-- BEGIN Data section --

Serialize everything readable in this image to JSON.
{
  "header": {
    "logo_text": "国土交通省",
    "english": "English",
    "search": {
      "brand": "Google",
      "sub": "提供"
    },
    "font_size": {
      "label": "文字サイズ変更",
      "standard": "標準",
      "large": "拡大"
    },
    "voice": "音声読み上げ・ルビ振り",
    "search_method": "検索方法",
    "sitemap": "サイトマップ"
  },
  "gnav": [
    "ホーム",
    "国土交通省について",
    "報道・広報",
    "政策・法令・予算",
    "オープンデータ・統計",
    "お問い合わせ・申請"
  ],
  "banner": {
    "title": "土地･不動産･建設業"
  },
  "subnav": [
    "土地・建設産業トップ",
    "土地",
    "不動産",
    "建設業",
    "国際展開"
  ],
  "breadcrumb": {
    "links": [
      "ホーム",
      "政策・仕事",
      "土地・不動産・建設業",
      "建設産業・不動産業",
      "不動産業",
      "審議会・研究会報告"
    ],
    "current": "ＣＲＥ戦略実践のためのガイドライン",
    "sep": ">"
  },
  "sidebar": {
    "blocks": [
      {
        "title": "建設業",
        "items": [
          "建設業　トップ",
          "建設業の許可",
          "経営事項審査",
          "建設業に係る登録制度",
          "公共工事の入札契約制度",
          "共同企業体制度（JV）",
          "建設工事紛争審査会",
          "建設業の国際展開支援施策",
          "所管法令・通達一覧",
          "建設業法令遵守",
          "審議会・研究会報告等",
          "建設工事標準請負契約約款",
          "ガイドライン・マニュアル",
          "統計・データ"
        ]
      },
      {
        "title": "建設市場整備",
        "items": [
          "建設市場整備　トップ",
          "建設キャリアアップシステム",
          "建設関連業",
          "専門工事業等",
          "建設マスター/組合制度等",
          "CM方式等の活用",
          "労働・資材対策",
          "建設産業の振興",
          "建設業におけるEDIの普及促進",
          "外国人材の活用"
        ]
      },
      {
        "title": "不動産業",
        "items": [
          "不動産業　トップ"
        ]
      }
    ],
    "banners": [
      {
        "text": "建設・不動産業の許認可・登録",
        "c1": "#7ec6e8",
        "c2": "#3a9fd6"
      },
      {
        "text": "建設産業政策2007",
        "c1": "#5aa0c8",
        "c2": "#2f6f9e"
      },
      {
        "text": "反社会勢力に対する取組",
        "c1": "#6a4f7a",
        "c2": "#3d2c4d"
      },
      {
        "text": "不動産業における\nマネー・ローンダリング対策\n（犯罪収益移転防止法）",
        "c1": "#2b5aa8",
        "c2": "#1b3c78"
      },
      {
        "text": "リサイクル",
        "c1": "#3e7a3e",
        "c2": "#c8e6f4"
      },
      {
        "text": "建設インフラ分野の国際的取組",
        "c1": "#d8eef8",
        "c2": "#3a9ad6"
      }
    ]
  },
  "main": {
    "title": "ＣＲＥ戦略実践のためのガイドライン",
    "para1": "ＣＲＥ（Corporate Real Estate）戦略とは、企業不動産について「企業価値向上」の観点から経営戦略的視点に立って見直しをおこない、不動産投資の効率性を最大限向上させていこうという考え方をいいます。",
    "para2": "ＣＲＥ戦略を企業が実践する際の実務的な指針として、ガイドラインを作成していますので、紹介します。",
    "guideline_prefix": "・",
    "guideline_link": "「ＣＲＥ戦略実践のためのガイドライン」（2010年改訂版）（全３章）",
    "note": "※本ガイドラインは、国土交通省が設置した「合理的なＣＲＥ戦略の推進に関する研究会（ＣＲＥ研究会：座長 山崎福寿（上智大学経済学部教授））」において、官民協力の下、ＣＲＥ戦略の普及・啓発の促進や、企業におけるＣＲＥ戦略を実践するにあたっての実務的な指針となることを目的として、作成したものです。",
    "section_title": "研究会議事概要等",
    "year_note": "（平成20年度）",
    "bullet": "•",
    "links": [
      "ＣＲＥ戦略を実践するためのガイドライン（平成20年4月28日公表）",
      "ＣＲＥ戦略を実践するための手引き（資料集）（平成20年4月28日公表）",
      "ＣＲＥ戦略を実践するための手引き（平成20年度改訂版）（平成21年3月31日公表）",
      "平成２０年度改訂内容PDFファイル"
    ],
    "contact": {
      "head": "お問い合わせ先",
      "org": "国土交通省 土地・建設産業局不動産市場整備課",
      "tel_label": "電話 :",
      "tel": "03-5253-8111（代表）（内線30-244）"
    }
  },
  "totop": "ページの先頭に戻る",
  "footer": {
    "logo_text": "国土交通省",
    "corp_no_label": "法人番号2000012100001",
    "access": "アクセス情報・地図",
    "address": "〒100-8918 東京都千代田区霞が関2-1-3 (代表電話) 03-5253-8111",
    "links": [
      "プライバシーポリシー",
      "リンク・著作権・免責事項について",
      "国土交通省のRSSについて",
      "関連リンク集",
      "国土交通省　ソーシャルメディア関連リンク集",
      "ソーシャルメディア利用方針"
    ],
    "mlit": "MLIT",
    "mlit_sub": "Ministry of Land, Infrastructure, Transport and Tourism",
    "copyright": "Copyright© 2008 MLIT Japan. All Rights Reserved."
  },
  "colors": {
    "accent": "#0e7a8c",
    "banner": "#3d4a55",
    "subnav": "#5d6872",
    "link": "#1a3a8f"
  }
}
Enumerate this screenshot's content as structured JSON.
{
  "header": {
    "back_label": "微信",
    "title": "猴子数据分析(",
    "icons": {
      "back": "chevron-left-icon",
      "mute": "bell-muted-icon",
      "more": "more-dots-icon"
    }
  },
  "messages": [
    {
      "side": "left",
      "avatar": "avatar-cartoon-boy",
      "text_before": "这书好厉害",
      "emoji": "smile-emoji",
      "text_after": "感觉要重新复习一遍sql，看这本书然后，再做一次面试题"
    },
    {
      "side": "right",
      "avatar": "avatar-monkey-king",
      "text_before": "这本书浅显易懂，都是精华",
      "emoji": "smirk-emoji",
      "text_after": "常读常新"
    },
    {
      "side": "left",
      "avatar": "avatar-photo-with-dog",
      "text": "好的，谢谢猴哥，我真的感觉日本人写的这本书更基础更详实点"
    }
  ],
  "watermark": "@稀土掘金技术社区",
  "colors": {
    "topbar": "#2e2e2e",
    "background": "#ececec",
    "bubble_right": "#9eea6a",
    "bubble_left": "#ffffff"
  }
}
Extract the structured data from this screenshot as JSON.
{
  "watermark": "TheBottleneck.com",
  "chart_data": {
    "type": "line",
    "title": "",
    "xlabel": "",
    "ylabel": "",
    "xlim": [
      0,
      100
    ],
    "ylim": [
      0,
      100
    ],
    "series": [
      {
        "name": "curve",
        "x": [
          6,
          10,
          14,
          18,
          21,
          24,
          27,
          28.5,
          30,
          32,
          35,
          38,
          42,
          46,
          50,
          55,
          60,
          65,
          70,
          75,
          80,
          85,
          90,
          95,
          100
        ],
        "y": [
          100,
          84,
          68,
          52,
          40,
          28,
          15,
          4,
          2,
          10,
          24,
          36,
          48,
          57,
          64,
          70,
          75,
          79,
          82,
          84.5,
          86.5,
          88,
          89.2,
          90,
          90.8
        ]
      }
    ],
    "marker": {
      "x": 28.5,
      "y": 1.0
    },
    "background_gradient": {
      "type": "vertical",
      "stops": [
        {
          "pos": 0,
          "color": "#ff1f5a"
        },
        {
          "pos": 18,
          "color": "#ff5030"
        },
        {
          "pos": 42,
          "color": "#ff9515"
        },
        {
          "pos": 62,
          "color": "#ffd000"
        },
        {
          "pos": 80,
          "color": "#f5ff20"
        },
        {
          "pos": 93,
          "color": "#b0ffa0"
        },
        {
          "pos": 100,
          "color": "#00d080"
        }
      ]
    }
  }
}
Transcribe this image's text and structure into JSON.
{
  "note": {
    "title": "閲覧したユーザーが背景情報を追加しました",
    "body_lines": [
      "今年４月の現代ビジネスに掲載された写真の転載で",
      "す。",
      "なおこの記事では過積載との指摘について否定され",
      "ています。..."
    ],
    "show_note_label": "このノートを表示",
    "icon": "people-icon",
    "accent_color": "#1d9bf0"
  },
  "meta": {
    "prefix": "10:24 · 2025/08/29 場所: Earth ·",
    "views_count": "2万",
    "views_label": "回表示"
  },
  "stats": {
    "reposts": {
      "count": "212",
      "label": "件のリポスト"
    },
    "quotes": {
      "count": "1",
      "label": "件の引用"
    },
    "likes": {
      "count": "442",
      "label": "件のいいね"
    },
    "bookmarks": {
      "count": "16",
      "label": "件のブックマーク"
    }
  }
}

-- END Data section --

__Exercise__
Everything from the line with "Transcribe this image's" through the last line of the material above should be echoed exactly, and nothing else.

__Output below__
Transcribe this image's text and structure into JSON.
{
  "note": {
    "title": "閲覧したユーザーが背景情報を追加しました",
    "body_lines": [
      "今年４月の現代ビジネスに掲載された写真の転載で",
      "す。",
      "なおこの記事では過積載との指摘について否定され",
      "ています。..."
    ],
    "show_note_label": "このノートを表示",
    "icon": "people-icon",
    "accent_color": "#1d9bf0"
  },
  "meta": {
    "prefix": "10:24 · 2025/08/29 場所: Earth ·",
    "views_count": "2万",
    "views_label": "回表示"
  },
  "stats": {
    "reposts": {
      "count": "212",
      "label": "件のリポスト"
    },
    "quotes": {
      "count": "1",
      "label": "件の引用"
    },
    "likes": {
      "count": "442",
      "label": "件のいいね"
    },
    "bookmarks": {
      "count": "16",
      "label": "件のブックマーク"
    }
  }
}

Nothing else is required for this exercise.